▸ GIVEN TASK: Leave out the pictures and return every entry exactly as it appears.

** START DATA LISTING **

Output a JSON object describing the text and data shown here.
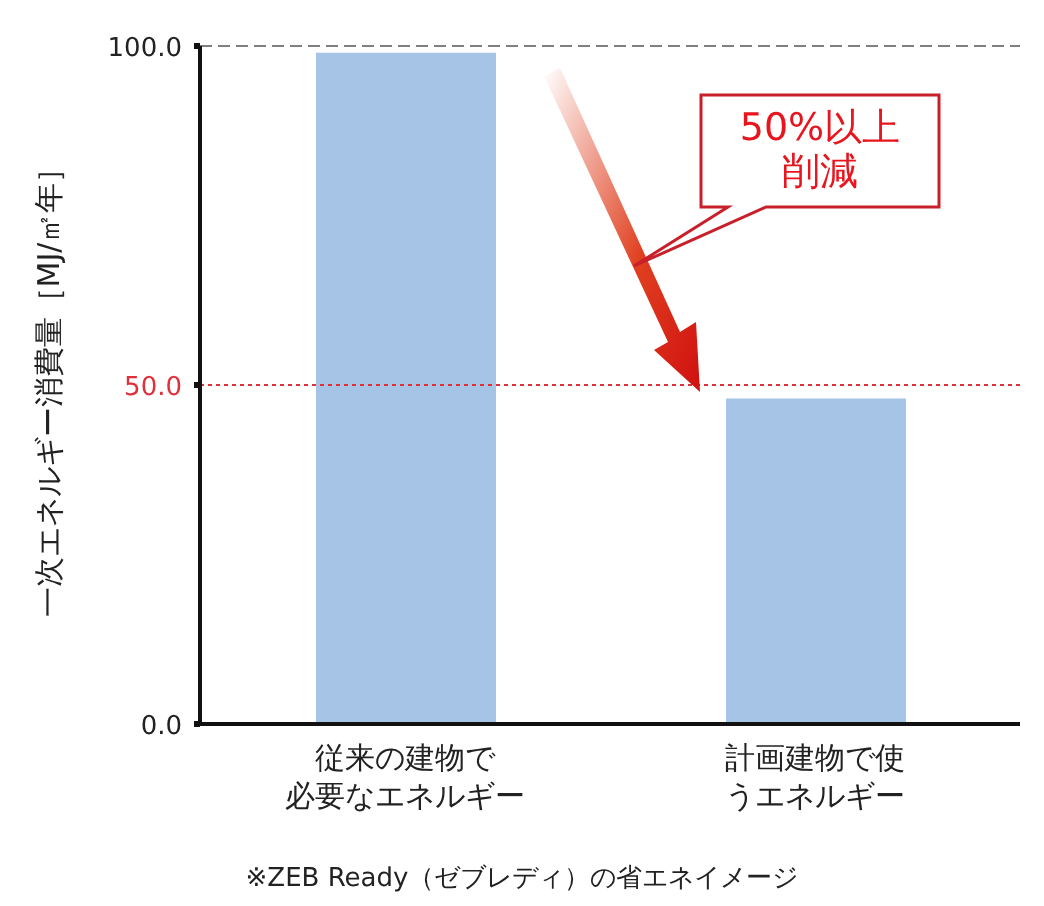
{
  "chart_data": {
    "type": "bar",
    "ylabel": "一次エネルギー消費量［MJ/㎡年］",
    "categories": [
      "従来の建物で必要なエネルギー",
      "計画建物で使うエネルギー"
    ],
    "values": [
      99,
      48
    ],
    "color": "#a6c4e6",
    "ylim": [
      0,
      100
    ],
    "yticks": [
      {
        "value": 0,
        "label": "0.0"
      },
      {
        "value": 50,
        "label": "50.0"
      },
      {
        "value": 100,
        "label": "100.0"
      }
    ],
    "grid": false,
    "ref_lines": [
      {
        "axis": "y",
        "value": 100,
        "color": "#808080",
        "line_style": "dashed"
      },
      {
        "axis": "y",
        "value": 50,
        "color": "#e0303a",
        "line_style": "dotted"
      }
    ],
    "annotations": [
      "50%以上削減",
      "※ZEB Ready（ゼブレディ）の省エネイメージ"
    ]
  }
}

** END DATA LISTING **

▸ THE SOLUTION:
Output a JSON object describing the text and data shown here.
{
  "chart_data": {
    "type": "bar",
    "ylabel": "一次エネルギー消費量［MJ/㎡年］",
    "categories": [
      "従来の建物で必要なエネルギー",
      "計画建物で使うエネルギー"
    ],
    "values": [
      99,
      48
    ],
    "color": "#a6c4e6",
    "ylim": [
      0,
      100
    ],
    "yticks": [
      {
        "value": 0,
        "label": "0.0"
      },
      {
        "value": 50,
        "label": "50.0"
      },
      {
        "value": 100,
        "label": "100.0"
      }
    ],
    "grid": false,
    "ref_lines": [
      {
        "axis": "y",
        "value": 100,
        "color": "#808080",
        "line_style": "dashed"
      },
      {
        "axis": "y",
        "value": 50,
        "color": "#e0303a",
        "line_style": "dotted"
      }
    ],
    "annotations": [
      "50%以上削減",
      "※ZEB Ready（ゼブレディ）の省エネイメージ"
    ]
  }
}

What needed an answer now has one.